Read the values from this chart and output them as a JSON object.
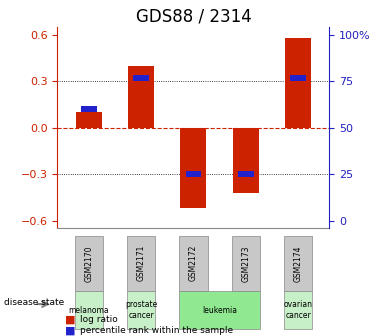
{
  "title": "GDS88 / 2314",
  "samples": [
    "GSM2170",
    "GSM2171",
    "GSM2172",
    "GSM2173",
    "GSM2174"
  ],
  "log_ratio": [
    0.1,
    0.4,
    -0.52,
    -0.42,
    0.58
  ],
  "percentile_rank": [
    0.12,
    0.32,
    -0.3,
    -0.3,
    0.32
  ],
  "disease_states": [
    "melanoma",
    "prostate cancer",
    "leukemia",
    "leukemia",
    "ovarian cancer"
  ],
  "disease_colors": {
    "melanoma": "#c8f0c8",
    "prostate cancer": "#c8f0c8",
    "leukemia": "#90e890",
    "ovarian cancer": "#c8f0c8"
  },
  "bar_color_red": "#cc2200",
  "bar_color_blue": "#2222cc",
  "ylim": [
    -0.65,
    0.65
  ],
  "yticks_left": [
    -0.6,
    -0.3,
    0.0,
    0.3,
    0.6
  ],
  "yticks_right": [
    0,
    25,
    50,
    75,
    100
  ],
  "bar_width": 0.5,
  "background_color": "#ffffff",
  "left_axis_color": "#cc2200",
  "right_axis_color": "#2222bb",
  "title_fontsize": 12,
  "tick_fontsize": 8,
  "label_fontsize": 7,
  "sample_bg_color": "#c8c8c8"
}
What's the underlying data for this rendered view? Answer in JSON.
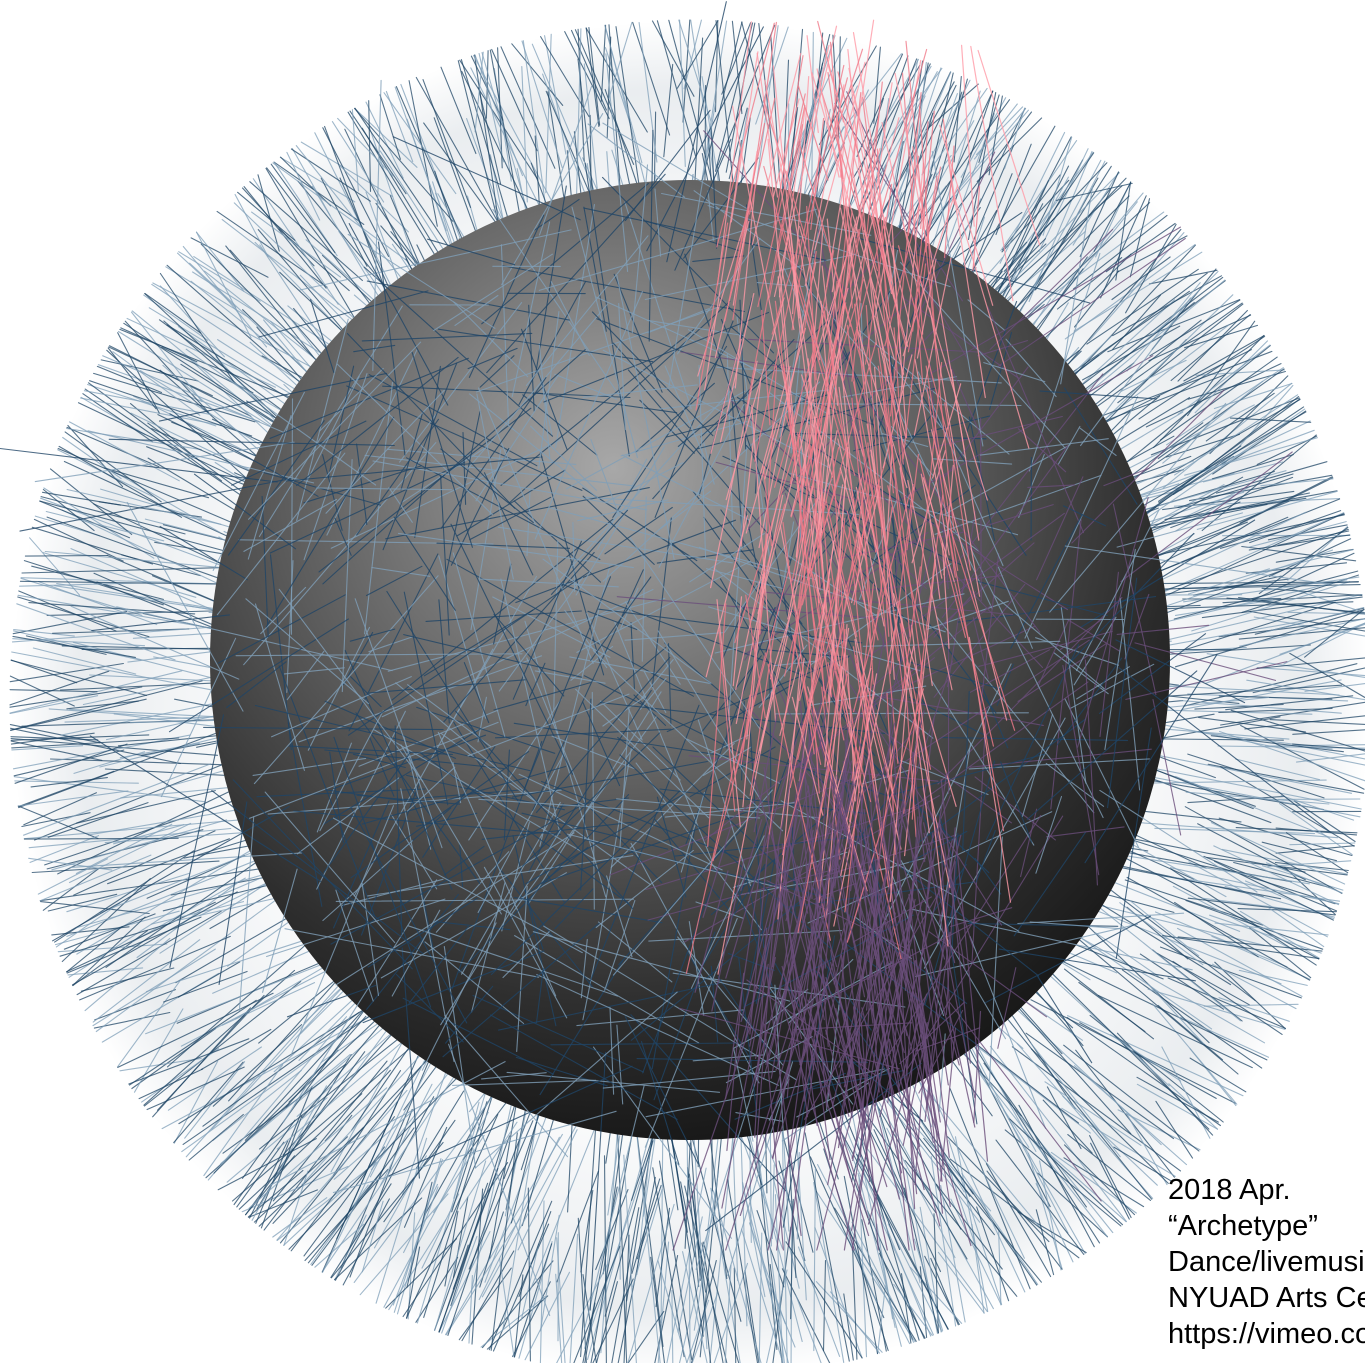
{
  "artwork": {
    "sphere_colors": {
      "highlight": "#9a9a9a",
      "mid": "#5a5a5a",
      "shadow": "#141414"
    },
    "strand_colors": {
      "blue_dark": "#1f4566",
      "blue_light": "#7f9fb8",
      "pink": "#f07a8a",
      "pink_light": "#ff9aa6",
      "purple": "#6a4e7a"
    },
    "background": "#ffffff"
  },
  "caption": {
    "lines": [
      "2018 Apr.",
      "“Archetype”",
      "Dance/livemusic",
      "NYUAD Arts Center",
      "https://vimeo.com/"
    ]
  }
}
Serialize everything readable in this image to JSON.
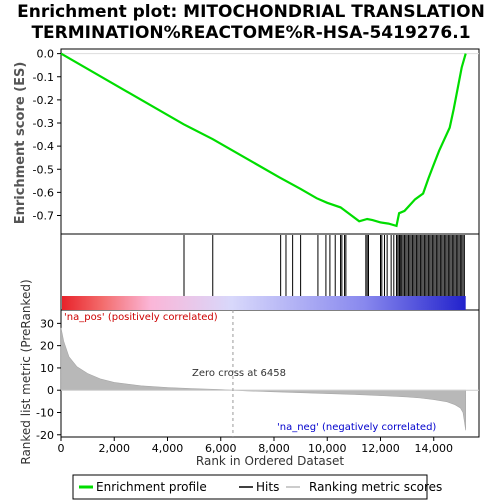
{
  "chart_data": {
    "type": "line",
    "title_line1": "Enrichment plot: MITOCHONDRIAL TRANSLATION",
    "title_line2": "TERMINATION%REACTOME%R-HSA-5419276.1",
    "es_ylabel": "Enrichment score (ES)",
    "metric_ylabel": "Ranked list metric (PreRanked)",
    "xlabel": "Rank in Ordered Dataset",
    "xlim": [
      0,
      15700
    ],
    "es_ylim": [
      -0.78,
      0.02
    ],
    "metric_ylim": [
      -21,
      36
    ],
    "x_ticks": [
      0,
      2000,
      4000,
      6000,
      8000,
      10000,
      12000,
      14000
    ],
    "x_tick_labels": [
      "0",
      "2,000",
      "4,000",
      "6,000",
      "8,000",
      "10,000",
      "12,000",
      "14,000"
    ],
    "es_ticks": [
      0.0,
      -0.1,
      -0.2,
      -0.3,
      -0.4,
      -0.5,
      -0.6,
      -0.7
    ],
    "es_tick_labels": [
      "0.0",
      "-0.1",
      "-0.2",
      "-0.3",
      "-0.4",
      "-0.5",
      "-0.6",
      "-0.7"
    ],
    "metric_ticks": [
      30,
      20,
      10,
      0,
      -10,
      -20
    ],
    "metric_tick_labels": [
      "30",
      "20",
      "10",
      "0",
      "-10",
      "-20"
    ],
    "zero_cross_label": "Zero cross at 6458",
    "zero_cross_rank": 6458,
    "na_pos_label": "'na_pos' (positively correlated)",
    "na_neg_label": "'na_neg' (negatively correlated)",
    "es_curve": {
      "x": [
        0,
        4600,
        5700,
        8200,
        9000,
        9600,
        10000,
        10500,
        10800,
        11200,
        11500,
        11700,
        12000,
        12300,
        12600,
        12700,
        12900,
        13100,
        13300,
        13600,
        13800,
        14000,
        14200,
        14400,
        14600,
        14750,
        14900,
        15050,
        15200
      ],
      "y": [
        0.0,
        -0.305,
        -0.37,
        -0.535,
        -0.585,
        -0.625,
        -0.645,
        -0.665,
        -0.69,
        -0.725,
        -0.715,
        -0.72,
        -0.73,
        -0.735,
        -0.745,
        -0.69,
        -0.68,
        -0.655,
        -0.63,
        -0.605,
        -0.54,
        -0.48,
        -0.42,
        -0.37,
        -0.32,
        -0.24,
        -0.15,
        -0.06,
        0.0
      ]
    },
    "hits": [
      4620,
      5700,
      8250,
      8450,
      8700,
      9000,
      9650,
      9950,
      10100,
      10300,
      10500,
      10550,
      10650,
      10700,
      11450,
      11500,
      11550,
      12000,
      12050,
      12150,
      12250,
      12400,
      12500,
      12600,
      12650,
      12700,
      12720,
      12760,
      12800,
      12850,
      12900,
      12950,
      13000,
      13050,
      13100,
      13150,
      13200,
      13250,
      13300,
      13350,
      13400,
      13450,
      13500,
      13550,
      13600,
      13650,
      13700,
      13750,
      13800,
      13850,
      13900,
      13950,
      14000,
      14050,
      14100,
      14150,
      14200,
      14250,
      14300,
      14350,
      14400,
      14450,
      14500,
      14550,
      14600,
      14650,
      14700,
      14750,
      14800,
      14850,
      14900,
      14950,
      15000,
      15050,
      15100,
      15150
    ],
    "metric_curve": {
      "x": [
        0,
        100,
        300,
        600,
        1000,
        1500,
        2000,
        3000,
        4000,
        5000,
        6000,
        6458,
        7000,
        8000,
        9000,
        10000,
        11000,
        12000,
        13000,
        13500,
        14000,
        14500,
        14800,
        15000,
        15100,
        15150,
        15200
      ],
      "y": [
        28,
        22,
        15,
        10.5,
        7.5,
        5,
        3.5,
        2,
        1.2,
        0.7,
        0.3,
        0,
        -0.3,
        -0.7,
        -1.1,
        -1.5,
        -1.9,
        -2.4,
        -3,
        -3.5,
        -4.2,
        -5.2,
        -6.5,
        -8,
        -10,
        -14,
        -18
      ]
    },
    "gradient_colors": [
      "#e8222a",
      "#f36c6c",
      "#fbb6d8",
      "#d8d8fb",
      "#8888ee",
      "#2222cc"
    ],
    "curve_color": "#00dd00",
    "legend": {
      "profile": "Enrichment profile",
      "hits": "Hits",
      "metric": "Ranking metric scores"
    }
  }
}
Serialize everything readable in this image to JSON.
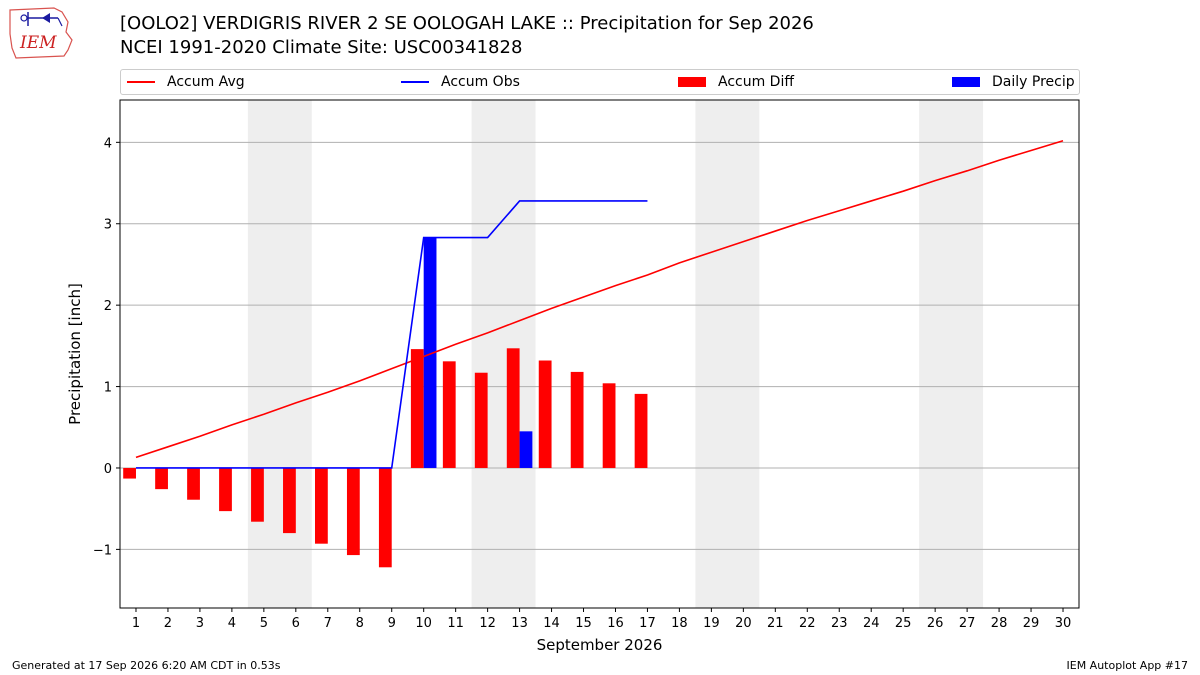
{
  "header": {
    "logo_text": "IEM",
    "title_line1": "[OOLO2] VERDIGRIS RIVER 2 SE OOLOGAH LAKE :: Precipitation for Sep 2026",
    "title_line2": "NCEI 1991-2020 Climate Site: USC00341828"
  },
  "legend": {
    "items": [
      {
        "label": "Accum Avg",
        "kind": "line",
        "color": "#ff0000"
      },
      {
        "label": "Accum Obs",
        "kind": "line",
        "color": "#0000ff"
      },
      {
        "label": "Accum Diff",
        "kind": "patch",
        "color": "#ff0000"
      },
      {
        "label": "Daily Precip",
        "kind": "patch",
        "color": "#0000ff"
      }
    ]
  },
  "footer": {
    "left": "Generated at 17 Sep 2026 6:20 AM CDT in 0.53s",
    "right": "IEM Autoplot App #17"
  },
  "chart_data": {
    "type": "bar",
    "xlabel": "September 2026",
    "ylabel": "Precipitation [inch]",
    "xlim": [
      0.5,
      30.5
    ],
    "ylim": [
      -1.72,
      4.52
    ],
    "yticks": [
      -1,
      0,
      1,
      2,
      3,
      4
    ],
    "ytick_labels": [
      "−1",
      "0",
      "1",
      "2",
      "3",
      "4"
    ],
    "xticks": [
      1,
      2,
      3,
      4,
      5,
      6,
      7,
      8,
      9,
      10,
      11,
      12,
      13,
      14,
      15,
      16,
      17,
      18,
      19,
      20,
      21,
      22,
      23,
      24,
      25,
      26,
      27,
      28,
      29,
      30
    ],
    "weekend_days": [
      5,
      6,
      12,
      13,
      19,
      20,
      26,
      27
    ],
    "grid": true,
    "colors": {
      "avg": "#ff0000",
      "obs": "#0000ff",
      "diff": "#ff0000",
      "daily": "#0000ff",
      "weekend": "#eeeeee",
      "grid": "#b0b0b0"
    },
    "series": [
      {
        "name": "Accum Avg",
        "type": "line",
        "x": [
          1,
          2,
          3,
          4,
          5,
          6,
          7,
          8,
          9,
          10,
          11,
          12,
          13,
          14,
          15,
          16,
          17,
          18,
          19,
          20,
          21,
          22,
          23,
          24,
          25,
          26,
          27,
          28,
          29,
          30
        ],
        "values": [
          0.13,
          0.26,
          0.39,
          0.53,
          0.66,
          0.8,
          0.93,
          1.07,
          1.22,
          1.37,
          1.52,
          1.66,
          1.81,
          1.96,
          2.1,
          2.24,
          2.37,
          2.52,
          2.65,
          2.78,
          2.91,
          3.04,
          3.16,
          3.28,
          3.4,
          3.53,
          3.65,
          3.78,
          3.9,
          4.02
        ]
      },
      {
        "name": "Accum Obs",
        "type": "line",
        "x": [
          1,
          2,
          3,
          4,
          5,
          6,
          7,
          8,
          9,
          10,
          11,
          12,
          13,
          14,
          15,
          16,
          17
        ],
        "values": [
          0,
          0,
          0,
          0,
          0,
          0,
          0,
          0,
          0,
          2.83,
          2.83,
          2.83,
          3.28,
          3.28,
          3.28,
          3.28,
          3.28
        ]
      },
      {
        "name": "Accum Diff",
        "type": "bar",
        "x": [
          1,
          2,
          3,
          4,
          5,
          6,
          7,
          8,
          9,
          10,
          11,
          12,
          13,
          14,
          15,
          16,
          17
        ],
        "values": [
          -0.13,
          -0.26,
          -0.39,
          -0.53,
          -0.66,
          -0.8,
          -0.93,
          -1.07,
          -1.22,
          1.46,
          1.31,
          1.17,
          1.47,
          1.32,
          1.18,
          1.04,
          0.91
        ]
      },
      {
        "name": "Daily Precip",
        "type": "bar",
        "x": [
          10,
          13
        ],
        "values": [
          2.83,
          0.45
        ]
      }
    ]
  }
}
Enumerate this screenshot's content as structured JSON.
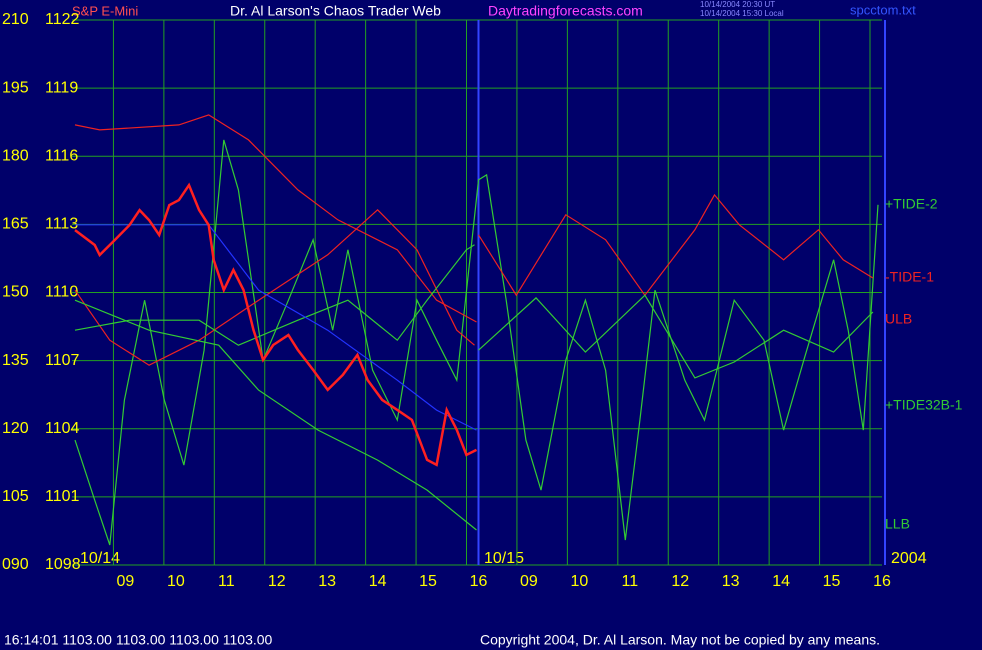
━━━
Pull out each line of the listing that holds the string "prostate".

    "prostate cancer",
    "prostate cancer": "#c8f0c8",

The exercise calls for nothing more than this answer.